» WRITTEN PROBLEM: Work out how many lines of the listing hold the string "Land". Answer with that number alone.

--- START INFORMATION GIVEN ---

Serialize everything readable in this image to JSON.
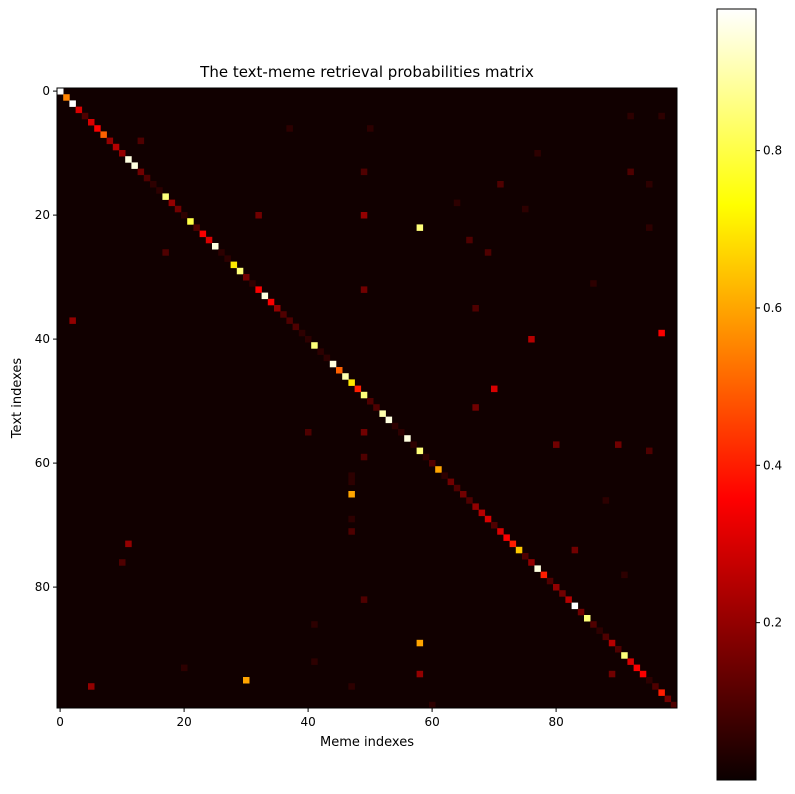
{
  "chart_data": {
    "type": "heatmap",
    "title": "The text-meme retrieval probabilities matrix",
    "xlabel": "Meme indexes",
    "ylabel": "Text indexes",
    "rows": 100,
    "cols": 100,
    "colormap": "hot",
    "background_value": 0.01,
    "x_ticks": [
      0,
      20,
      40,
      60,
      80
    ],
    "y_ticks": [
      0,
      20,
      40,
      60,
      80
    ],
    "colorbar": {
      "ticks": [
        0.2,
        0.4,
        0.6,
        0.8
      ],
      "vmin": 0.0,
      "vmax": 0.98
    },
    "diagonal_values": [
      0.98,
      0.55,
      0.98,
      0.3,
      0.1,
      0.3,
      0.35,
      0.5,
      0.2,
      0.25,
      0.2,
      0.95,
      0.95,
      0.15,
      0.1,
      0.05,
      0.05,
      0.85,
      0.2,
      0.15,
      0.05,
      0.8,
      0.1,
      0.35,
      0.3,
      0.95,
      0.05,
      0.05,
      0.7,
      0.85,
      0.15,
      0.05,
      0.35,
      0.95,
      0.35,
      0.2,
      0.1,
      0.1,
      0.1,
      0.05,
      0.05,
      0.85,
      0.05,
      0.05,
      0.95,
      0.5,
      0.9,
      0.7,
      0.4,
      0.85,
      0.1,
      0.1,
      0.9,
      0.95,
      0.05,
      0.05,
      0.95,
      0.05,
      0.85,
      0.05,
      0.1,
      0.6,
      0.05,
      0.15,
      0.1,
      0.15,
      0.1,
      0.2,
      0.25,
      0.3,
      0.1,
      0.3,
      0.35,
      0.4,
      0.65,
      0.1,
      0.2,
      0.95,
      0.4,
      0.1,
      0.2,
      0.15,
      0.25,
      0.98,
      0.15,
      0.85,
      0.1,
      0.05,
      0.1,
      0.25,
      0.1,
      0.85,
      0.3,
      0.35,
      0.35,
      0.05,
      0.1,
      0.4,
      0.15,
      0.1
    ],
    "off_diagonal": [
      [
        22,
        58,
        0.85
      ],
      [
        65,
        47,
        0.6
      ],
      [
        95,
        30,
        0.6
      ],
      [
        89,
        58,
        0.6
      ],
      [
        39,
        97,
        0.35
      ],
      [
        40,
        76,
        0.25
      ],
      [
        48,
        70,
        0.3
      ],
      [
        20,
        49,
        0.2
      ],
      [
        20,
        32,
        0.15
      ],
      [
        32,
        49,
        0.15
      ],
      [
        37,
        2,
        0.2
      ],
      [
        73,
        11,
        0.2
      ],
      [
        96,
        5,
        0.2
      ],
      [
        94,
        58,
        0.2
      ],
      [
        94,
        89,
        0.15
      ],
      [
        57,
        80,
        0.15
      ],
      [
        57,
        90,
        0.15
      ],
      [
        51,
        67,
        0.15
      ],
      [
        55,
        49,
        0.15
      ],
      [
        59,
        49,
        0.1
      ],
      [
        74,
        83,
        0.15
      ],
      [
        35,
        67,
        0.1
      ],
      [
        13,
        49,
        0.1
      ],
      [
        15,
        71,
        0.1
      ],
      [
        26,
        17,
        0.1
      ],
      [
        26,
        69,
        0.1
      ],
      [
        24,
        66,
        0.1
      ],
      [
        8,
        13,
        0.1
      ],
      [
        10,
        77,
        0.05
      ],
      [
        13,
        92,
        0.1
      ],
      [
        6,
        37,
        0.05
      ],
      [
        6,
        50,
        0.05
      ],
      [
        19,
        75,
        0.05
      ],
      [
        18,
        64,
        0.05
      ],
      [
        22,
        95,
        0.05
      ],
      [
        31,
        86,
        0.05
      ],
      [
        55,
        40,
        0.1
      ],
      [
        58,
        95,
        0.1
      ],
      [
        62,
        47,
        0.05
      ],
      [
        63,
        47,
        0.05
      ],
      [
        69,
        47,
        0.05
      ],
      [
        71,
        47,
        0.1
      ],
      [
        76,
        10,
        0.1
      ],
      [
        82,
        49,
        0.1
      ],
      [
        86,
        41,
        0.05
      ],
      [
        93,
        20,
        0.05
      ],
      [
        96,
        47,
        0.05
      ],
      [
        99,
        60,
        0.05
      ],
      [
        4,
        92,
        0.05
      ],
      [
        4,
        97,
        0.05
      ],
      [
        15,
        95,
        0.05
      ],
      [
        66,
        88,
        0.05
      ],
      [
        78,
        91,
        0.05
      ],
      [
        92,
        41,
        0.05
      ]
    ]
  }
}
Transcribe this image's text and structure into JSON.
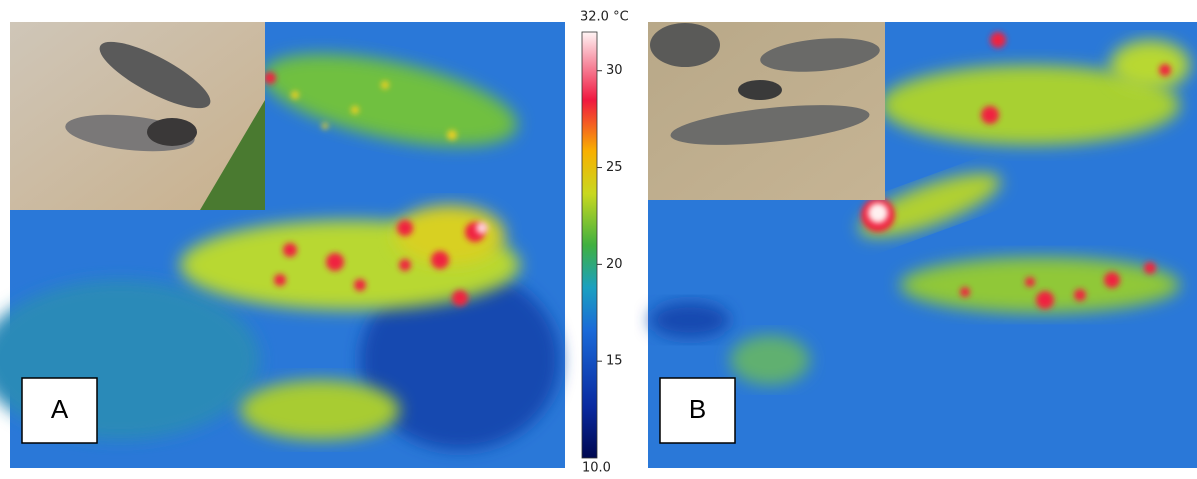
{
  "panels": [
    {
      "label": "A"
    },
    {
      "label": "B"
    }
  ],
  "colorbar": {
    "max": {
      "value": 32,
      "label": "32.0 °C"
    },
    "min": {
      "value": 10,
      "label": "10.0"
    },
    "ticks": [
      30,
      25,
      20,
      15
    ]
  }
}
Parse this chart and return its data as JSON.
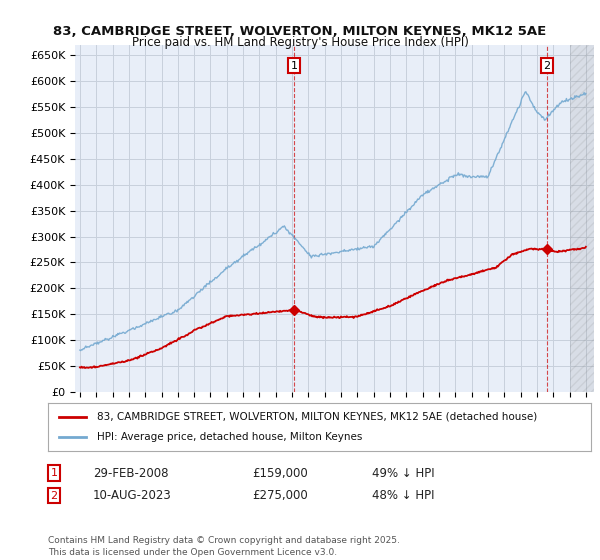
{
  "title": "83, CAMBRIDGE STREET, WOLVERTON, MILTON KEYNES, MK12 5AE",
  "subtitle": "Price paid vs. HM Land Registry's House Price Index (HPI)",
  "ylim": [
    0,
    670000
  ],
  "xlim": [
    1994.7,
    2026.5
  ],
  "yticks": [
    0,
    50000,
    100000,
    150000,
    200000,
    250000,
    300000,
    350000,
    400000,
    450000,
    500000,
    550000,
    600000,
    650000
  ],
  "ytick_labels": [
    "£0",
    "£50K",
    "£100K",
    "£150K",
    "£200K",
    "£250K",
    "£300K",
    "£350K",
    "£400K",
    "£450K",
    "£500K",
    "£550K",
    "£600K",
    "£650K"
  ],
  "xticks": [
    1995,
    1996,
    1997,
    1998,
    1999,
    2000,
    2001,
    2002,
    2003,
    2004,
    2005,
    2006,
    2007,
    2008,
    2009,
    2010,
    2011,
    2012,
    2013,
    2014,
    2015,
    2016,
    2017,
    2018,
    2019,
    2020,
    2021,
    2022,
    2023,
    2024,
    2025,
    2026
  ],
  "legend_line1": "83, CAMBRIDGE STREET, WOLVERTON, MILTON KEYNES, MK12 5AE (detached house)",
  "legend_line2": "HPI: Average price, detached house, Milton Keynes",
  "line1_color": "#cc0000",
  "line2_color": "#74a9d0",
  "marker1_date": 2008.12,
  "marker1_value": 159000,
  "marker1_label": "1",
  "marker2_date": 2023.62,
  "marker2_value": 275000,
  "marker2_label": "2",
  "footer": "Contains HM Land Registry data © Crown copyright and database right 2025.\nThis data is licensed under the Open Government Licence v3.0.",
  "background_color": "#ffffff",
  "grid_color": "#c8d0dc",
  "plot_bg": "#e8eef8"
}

--- END INFORMATION GIVEN ---

» EXPECTED ANSWER: 2